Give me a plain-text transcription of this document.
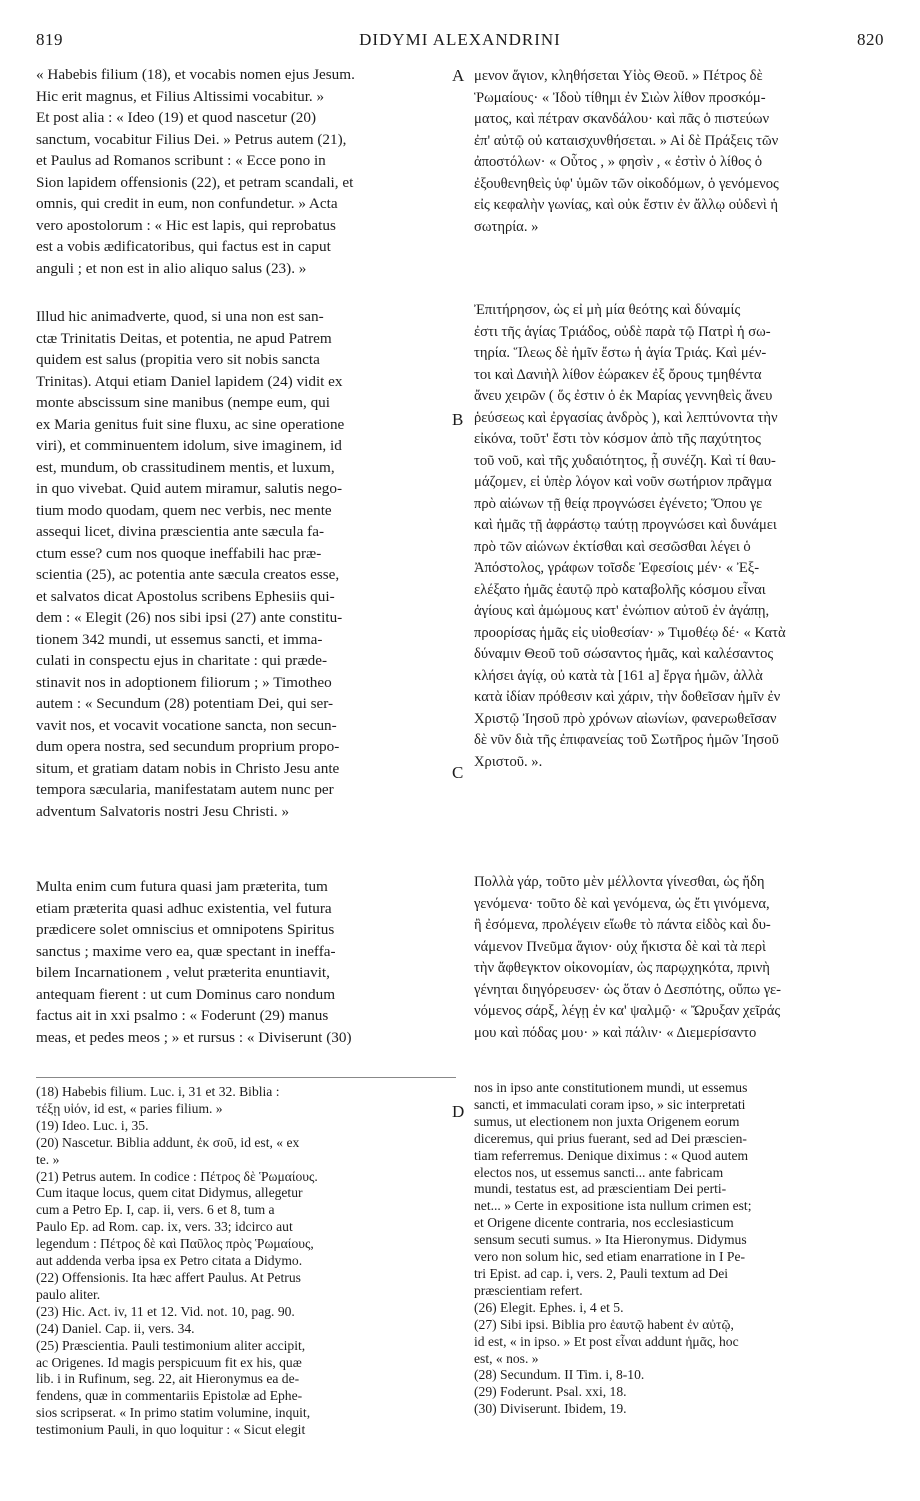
819	DIDYMI ALEXANDRINI	820
« Habebis filium (18), et vocabis nomen ejus Jesum.
Hic erit magnus, et Filius Altissimi vocabitur. »
Et post alia : « Ideo (19) et quod nascetur (20)
sanctum, vocabitur Filius Dei. » Petrus autem (21),
et Paulus ad Romanos scribunt : « Ecce pono in
Sion lapidem offensionis (22), et petram scandali, et
omnis, qui credit in eum, non confundetur. » Acta
vero apostolorum : « Hic est lapis, qui reprobatus
est a vobis ædificatoribus, qui factus est in caput
anguli ; et non est in alio aliquo salus (23). »
Illud hic animadverte, quod, si una non est san-
ctæ Trinitatis Deitas, et potentia, ne apud Patrem
quidem est salus (propitia vero sit nobis sancta
Trinitas). Atqui etiam Daniel lapidem (24) vidit ex
monte abscissum sine manibus (nempe eum, qui
ex Maria genitus fuit sine fluxu, ac sine operatione
viri), et comminuentem idolum, sive imaginem, id
est, mundum, ob crassitudinem mentis, et luxum,
in quo vivebat. Quid autem miramur, salutis nego-
tium modo quodam, quem nec verbis, nec mente
assequi licet, divina præscientia ante sæcula fa-
ctum esse? cum nos quoque ineffabili hac præ-
scientia (25), ac potentia ante sæcula creatos esse,
et salvatos dicat Apostolus scribens Ephesiis qui-
dem : « Elegit (26) nos sibi ipsi (27) ante constitu-
tionem 342 mundi, ut essemus sancti, et imma-
culati in conspectu ejus in charitate : qui præde-
stinavit nos in adoptionem filiorum ; » Timotheo
autem : « Secundum (28) potentiam Dei, qui ser-
vavit nos, et vocavit vocatione sancta, non secun-
dum opera nostra, sed secundum proprium propo-
situm, et gratiam datam nobis in Christo Jesu ante
tempora sæcularia, manifestatam autem nunc per
adventum Salvatoris nostri Jesu Christi. »
Multa enim cum futura quasi jam præterita, tum
etiam præterita quasi adhuc existentia, vel futura
prædicere solet omniscius et omnipotens Spiritus
sanctus ; maxime vero ea, quæ spectant in ineffa-
bilem Incarnationem , velut præterita enuntiavit,
antequam fierent : ut cum Dominus caro nondum
factus ait in xxi psalmo : « Foderunt (29) manus
meas, et pedes meos ; » et rursus : « Diviserunt (30)
μενον ἅγιον, κληθήσεται Υἱὸς Θεοῦ. » Πέτρος δὲ
Ῥωμαίους· « Ἰδοὺ τίθημι ἐν Σιὼν λίθον προσκόμ-
ματος, καὶ πέτραν σκανδάλου· καὶ πᾶς ὁ πιστεύων
ἐπ' αὐτῷ οὐ καταισχυνθήσεται. » Αἱ δὲ Πράξεις τῶν
ἀποστόλων· « Οὗτος , » φησὶν , « ἐστὶν ὁ λίθος ὁ
ἐξουθενηθεὶς ὑφ' ὑμῶν τῶν οἰκοδόμων, ὁ γενόμενος
εἰς κεφαλὴν γωνίας, καὶ οὐκ ἔστιν ἐν ἄλλῳ οὐδενὶ ἡ
σωτηρία. »
Ἐπιτήρησον, ὡς εἰ μὴ μία θεότης καὶ δύναμίς
ἐστι τῆς ἁγίας Τριάδος, οὐδὲ παρὰ τῷ Πατρὶ ἡ σω-
τηρία. Ἵλεως δὲ ἡμῖν ἔστω ἡ ἁγία Τριάς. Καὶ μέν-
τοι καὶ Δανιὴλ λίθον ἑώρακεν ἐξ ὄρους τμηθέντα
ἄνευ χειρῶν ( ὅς ἐστιν ὁ ἐκ Μαρίας γεννηθεὶς ἄνευ
ῥεύσεως καὶ ἐργασίας ἀνδρὸς ), καὶ λεπτύνοντα τὴν
εἰκόνα, τοῦτ' ἔστι τὸν κόσμον ἀπὸ τῆς παχύτητος
τοῦ νοῦ, καὶ τῆς χυδαιότητος, ᾗ συνέζη. Καὶ τί θαυ-
μάζομεν, εἰ ὑπὲρ λόγον καὶ νοῦν σωτήριον πρᾶγμα
πρὸ αἰώνων τῇ θείᾳ προγνώσει ἐγένετο; Ὅπου γε
καὶ ἡμᾶς τῇ ἀφράστῳ ταύτῃ προγνώσει καὶ δυνάμει
πρὸ τῶν αἰώνων ἐκτίσθαι καὶ σεσῶσθαι λέγει ὁ
Ἀπόστολος, γράφων τοῖσδε Ἐφεσίοις μέν· « Ἐξ-
ελέξατο ἡμᾶς ἑαυτῷ πρὸ καταβολῆς κόσμου εἶναι
ἁγίους καὶ ἀμώμους κατ' ἐνώπιον αὐτοῦ ἐν ἀγάπῃ,
προορίσας ἡμᾶς εἰς υἱοθεσίαν· » Τιμοθέῳ δέ· « Κατὰ
δύναμιν Θεοῦ τοῦ σώσαντος ἡμᾶς, καὶ καλέσαντος
κλήσει ἁγίᾳ, οὐ κατὰ τὰ [161 a] ἔργα ἡμῶν, ἀλλὰ
κατὰ ἰδίαν πρόθεσιν καὶ χάριν, τὴν δοθεῖσαν ἡμῖν ἐν
Χριστῷ Ἰησοῦ πρὸ χρόνων αἰωνίων, φανερωθεῖσαν
δὲ νῦν διὰ τῆς ἐπιφανείας τοῦ Σωτῆρος ἡμῶν Ἰησοῦ
Χριστοῦ. ».
Πολλὰ γάρ, τοῦτο μὲν μέλλοντα γίνεσθαι, ὡς ἤδη
γενόμενα· τοῦτο δὲ καὶ γενόμενα, ὡς ἔτι γινόμενα,
ἢ ἐσόμενα, προλέγειν εἴωθε τὸ πάντα εἰδὸς καὶ δυ-
νάμενον Πνεῦμα ἅγιον· οὐχ ἥκιστα δὲ καὶ τὰ περὶ
τὴν ἄφθεγκτον οἰκονομίαν, ὡς παρῳχηκότα, πρινὴ
γένηται διηγόρευσεν· ὡς ὅταν ὁ Δεσπότης, οὔπω γε-
νόμενος σάρξ, λέγῃ ἐν κα' ψαλμῷ· « Ὤρυξαν χεῖράς
μου καὶ πόδας μου· » καὶ πάλιν· « Διεμερίσαντο
A
B
C
D
(18) Habebis filium. Luc. i, 31 et 32. Biblia :
τέξῃ υἱόν, id est, « paries filium. »
(19) Ideo. Luc. i, 35.
(20) Nascetur. Biblia addunt, ἐκ σοῦ, id est, « ex
te. »
(21) Petrus autem. In codice : Πέτρος δὲ Ῥωμαίους.
Cum itaque locus, quem citat Didymus, allegetur
cum a Petro Ep. I, cap. ii, vers. 6 et 8, tum a
Paulo Ep. ad Rom. cap. ix, vers. 33; idcirco aut
legendum : Πέτρος δὲ καὶ Παῦλος πρὸς Ῥωμαίους,
aut addenda verba ipsa ex Petro citata a Didymo.
(22) Offensionis. Ita hæc affert Paulus. At Petrus
paulo aliter.
(23) Hic. Act. iv, 11 et 12. Vid. not. 10, pag. 90.
(24) Daniel. Cap. ii, vers. 34.
(25) Præscientia. Pauli testimonium aliter accipit,
ac Origenes. Id magis perspicuum fit ex his, quæ
lib. i in Rufinum, seg. 22, ait Hieronymus ea de-
fendens, quæ in commentariis Epistolæ ad Ephe-
sios scripserat. « In primo statim volumine, inquit,
testimonium Pauli, in quo loquitur : « Sicut elegit
nos in ipso ante constitutionem mundi, ut essemus
sancti, et immaculati coram ipso, » sic interpretati
sumus, ut electionem non juxta Origenem eorum
diceremus, qui prius fuerant, sed ad Dei præscien-
tiam referremus. Denique diximus : « Quod autem
electos nos, ut essemus sancti... ante fabricam
mundi, testatus est, ad præscientiam Dei perti-
net... » Certe in expositione ista nullum crimen est;
et Origene dicente contraria, nos ecclesiasticum
sensum secuti sumus. » Ita Hieronymus. Didymus
vero non solum hic, sed etiam enarratione in I Pe-
tri Epist. ad cap. i, vers. 2, Pauli textum ad Dei
præscientiam refert.
(26) Elegit. Ephes. i, 4 et 5.
(27) Sibi ipsi. Biblia pro ἑαυτῷ habent ἐν αὐτῷ,
id est, « in ipso. » Et post εἶναι addunt ἡμᾶς, hoc
est, « nos. »
(28) Secundum. II Tim. i, 8-10.
(29) Foderunt. Psal. xxi, 18.
(30) Diviserunt. Ibidem, 19.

★ ★ ★ ★

**What this task involves**
Copy all lines above containing the string "præscientiam".

**Answer space**
mundi, testatus est, ad præscientiam Dei perti-
præscientiam refert.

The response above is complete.